═════ Extracted material

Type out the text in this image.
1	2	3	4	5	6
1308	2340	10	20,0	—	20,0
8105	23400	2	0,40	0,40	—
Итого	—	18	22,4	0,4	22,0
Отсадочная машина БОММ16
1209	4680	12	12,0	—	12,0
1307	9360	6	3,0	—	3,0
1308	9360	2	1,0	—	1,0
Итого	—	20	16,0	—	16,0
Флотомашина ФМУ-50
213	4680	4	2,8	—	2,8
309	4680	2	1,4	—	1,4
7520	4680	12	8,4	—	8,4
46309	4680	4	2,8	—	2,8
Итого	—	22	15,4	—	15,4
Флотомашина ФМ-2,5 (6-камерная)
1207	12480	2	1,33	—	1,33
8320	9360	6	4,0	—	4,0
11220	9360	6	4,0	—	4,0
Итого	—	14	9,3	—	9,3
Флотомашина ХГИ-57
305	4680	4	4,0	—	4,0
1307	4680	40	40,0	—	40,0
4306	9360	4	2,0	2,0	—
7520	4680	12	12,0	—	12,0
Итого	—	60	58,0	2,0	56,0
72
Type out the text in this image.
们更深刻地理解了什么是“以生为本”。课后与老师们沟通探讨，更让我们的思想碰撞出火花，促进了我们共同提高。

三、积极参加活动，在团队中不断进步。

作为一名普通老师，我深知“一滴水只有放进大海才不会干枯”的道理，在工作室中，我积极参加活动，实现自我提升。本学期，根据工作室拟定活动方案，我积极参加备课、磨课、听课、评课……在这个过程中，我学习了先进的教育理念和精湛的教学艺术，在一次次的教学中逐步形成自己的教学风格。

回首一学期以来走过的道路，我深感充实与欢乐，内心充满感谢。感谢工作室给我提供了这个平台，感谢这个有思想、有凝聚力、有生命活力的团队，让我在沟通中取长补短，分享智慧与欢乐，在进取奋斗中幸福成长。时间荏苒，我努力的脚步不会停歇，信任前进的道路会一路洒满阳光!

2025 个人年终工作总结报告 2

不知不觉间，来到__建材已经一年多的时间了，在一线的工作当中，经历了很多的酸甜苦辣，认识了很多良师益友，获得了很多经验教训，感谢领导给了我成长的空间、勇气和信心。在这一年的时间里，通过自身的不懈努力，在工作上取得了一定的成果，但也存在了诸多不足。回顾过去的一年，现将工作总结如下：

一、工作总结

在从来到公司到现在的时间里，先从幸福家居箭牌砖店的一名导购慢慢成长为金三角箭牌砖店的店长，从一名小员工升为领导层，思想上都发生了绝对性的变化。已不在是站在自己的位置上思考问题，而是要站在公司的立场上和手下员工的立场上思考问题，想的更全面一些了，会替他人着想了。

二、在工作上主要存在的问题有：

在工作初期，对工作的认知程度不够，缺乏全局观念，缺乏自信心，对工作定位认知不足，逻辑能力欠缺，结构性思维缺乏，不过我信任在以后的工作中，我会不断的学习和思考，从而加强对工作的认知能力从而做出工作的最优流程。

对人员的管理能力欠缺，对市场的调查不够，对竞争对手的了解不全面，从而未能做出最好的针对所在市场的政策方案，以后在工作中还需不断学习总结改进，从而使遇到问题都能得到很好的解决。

══════════

**What to produce**. Report only the count of lines that include the string "Флотомашина".

**Answer to the task**. 3